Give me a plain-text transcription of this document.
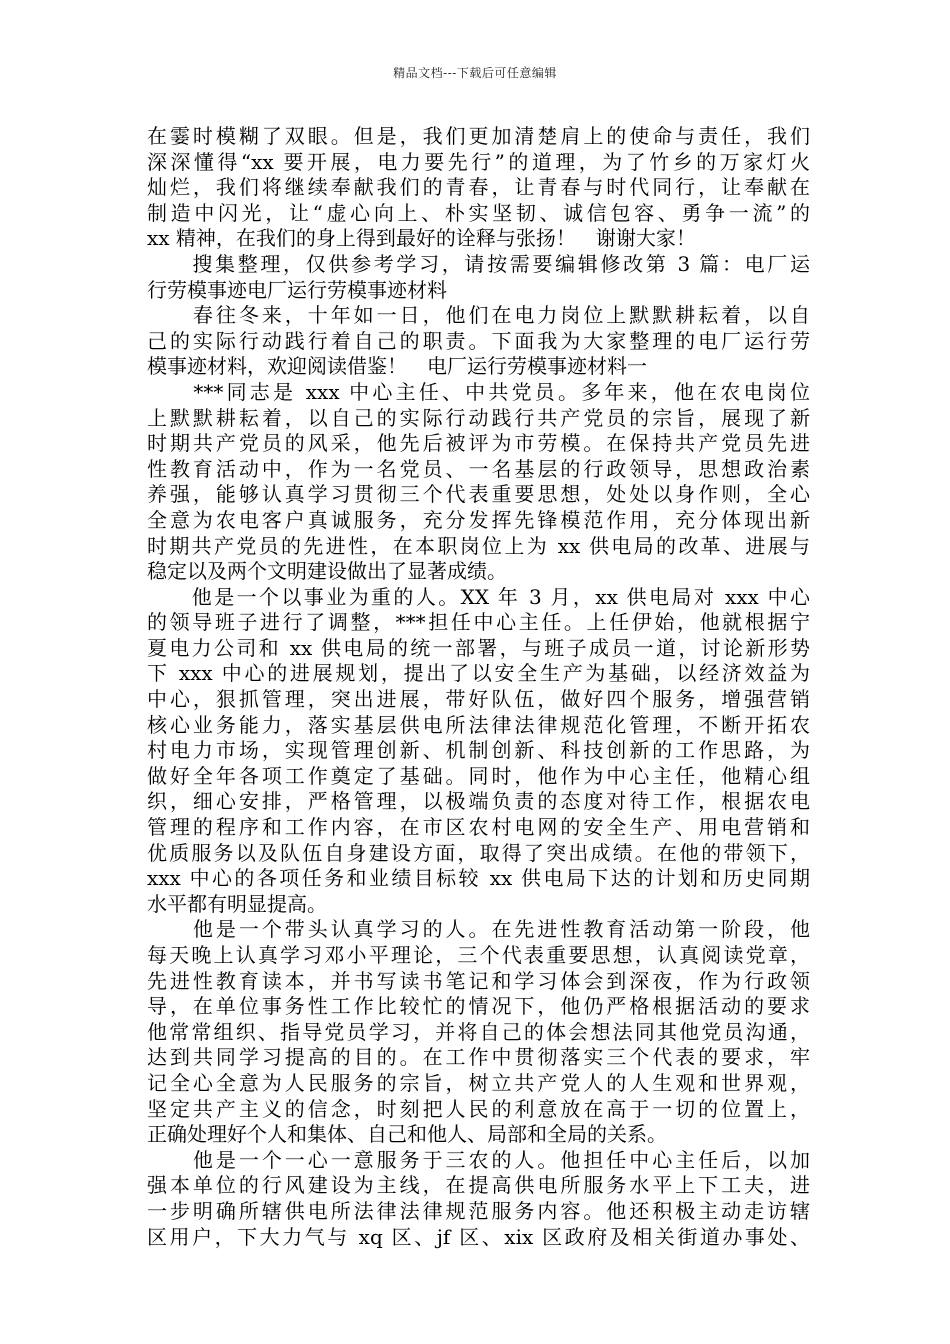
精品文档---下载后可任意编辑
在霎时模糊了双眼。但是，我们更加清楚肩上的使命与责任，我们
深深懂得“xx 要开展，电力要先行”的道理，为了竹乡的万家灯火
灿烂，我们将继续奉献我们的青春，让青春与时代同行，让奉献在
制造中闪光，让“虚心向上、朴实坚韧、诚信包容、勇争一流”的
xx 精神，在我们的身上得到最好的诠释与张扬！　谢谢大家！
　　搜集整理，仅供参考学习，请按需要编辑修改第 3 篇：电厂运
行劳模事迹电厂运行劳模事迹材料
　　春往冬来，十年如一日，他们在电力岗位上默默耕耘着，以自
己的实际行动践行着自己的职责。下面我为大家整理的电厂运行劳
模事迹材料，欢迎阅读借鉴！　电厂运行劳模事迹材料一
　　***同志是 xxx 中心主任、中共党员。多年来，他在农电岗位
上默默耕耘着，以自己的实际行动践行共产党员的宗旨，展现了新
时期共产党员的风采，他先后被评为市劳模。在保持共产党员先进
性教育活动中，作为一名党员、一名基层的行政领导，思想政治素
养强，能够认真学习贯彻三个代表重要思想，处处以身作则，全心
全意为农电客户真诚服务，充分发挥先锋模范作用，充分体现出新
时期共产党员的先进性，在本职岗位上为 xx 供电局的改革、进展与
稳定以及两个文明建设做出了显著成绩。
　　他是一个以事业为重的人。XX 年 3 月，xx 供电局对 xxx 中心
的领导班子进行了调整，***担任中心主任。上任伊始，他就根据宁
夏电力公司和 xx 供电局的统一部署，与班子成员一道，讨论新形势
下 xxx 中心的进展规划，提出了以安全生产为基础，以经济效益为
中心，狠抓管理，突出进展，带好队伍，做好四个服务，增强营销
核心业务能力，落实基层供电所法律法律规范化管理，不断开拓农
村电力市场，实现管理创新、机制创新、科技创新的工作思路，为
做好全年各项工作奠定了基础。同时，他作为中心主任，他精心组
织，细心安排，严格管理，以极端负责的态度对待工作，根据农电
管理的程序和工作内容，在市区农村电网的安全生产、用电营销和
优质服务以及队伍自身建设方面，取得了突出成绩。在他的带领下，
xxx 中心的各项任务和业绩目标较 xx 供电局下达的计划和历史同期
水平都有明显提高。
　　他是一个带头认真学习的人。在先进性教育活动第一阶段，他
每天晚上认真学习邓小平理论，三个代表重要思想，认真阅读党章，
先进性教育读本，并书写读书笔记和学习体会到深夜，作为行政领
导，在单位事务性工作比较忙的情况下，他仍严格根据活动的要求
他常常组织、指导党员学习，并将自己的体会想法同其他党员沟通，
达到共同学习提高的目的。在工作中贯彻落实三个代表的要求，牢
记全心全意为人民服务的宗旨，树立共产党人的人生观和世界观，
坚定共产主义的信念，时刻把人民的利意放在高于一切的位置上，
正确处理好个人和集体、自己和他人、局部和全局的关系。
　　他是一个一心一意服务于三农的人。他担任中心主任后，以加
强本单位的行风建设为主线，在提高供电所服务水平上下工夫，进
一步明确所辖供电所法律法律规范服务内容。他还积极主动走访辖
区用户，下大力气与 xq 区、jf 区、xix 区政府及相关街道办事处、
# # # # #
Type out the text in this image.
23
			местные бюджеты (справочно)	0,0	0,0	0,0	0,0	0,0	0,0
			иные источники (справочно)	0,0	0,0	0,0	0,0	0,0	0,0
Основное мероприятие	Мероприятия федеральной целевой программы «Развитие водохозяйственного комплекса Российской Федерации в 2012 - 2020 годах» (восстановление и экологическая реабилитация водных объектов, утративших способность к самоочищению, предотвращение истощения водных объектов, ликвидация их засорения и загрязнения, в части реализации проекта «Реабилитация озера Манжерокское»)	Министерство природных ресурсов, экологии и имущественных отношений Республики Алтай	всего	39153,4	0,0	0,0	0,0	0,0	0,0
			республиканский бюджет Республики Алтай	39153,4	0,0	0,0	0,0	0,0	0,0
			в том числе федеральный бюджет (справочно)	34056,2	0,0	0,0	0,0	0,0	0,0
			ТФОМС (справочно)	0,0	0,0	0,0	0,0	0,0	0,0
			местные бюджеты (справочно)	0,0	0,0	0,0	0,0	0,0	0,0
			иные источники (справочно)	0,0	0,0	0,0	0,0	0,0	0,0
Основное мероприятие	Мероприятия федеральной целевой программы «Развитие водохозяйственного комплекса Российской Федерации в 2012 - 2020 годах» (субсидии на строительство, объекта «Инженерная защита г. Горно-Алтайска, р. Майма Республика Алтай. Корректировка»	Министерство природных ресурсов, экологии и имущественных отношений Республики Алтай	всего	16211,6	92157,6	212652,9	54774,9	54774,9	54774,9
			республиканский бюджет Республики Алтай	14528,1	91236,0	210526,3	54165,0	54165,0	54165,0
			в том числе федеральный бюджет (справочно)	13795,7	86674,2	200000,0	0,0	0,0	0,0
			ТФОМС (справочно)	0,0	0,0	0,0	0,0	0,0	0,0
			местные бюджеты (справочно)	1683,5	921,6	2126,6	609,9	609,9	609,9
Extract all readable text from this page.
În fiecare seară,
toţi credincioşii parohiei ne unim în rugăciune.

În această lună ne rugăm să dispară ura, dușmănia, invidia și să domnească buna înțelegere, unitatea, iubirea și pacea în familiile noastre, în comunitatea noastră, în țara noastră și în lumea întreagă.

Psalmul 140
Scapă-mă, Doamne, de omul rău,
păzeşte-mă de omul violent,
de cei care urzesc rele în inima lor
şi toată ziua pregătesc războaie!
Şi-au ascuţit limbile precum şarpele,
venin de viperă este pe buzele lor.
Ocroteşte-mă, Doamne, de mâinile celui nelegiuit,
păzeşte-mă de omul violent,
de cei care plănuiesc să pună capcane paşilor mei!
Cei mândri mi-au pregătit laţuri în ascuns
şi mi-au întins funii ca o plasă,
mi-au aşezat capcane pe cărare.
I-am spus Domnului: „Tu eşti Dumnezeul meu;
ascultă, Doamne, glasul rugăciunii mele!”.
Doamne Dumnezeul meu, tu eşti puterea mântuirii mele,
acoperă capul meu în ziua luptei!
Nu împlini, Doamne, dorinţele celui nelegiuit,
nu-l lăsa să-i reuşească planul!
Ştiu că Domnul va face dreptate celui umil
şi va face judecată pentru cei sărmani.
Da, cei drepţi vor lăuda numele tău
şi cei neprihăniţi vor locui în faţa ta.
# # # # #
TASK DETAILS: Give only the number of lines in the records that include the word "eşti".

THE RESPONSE: 2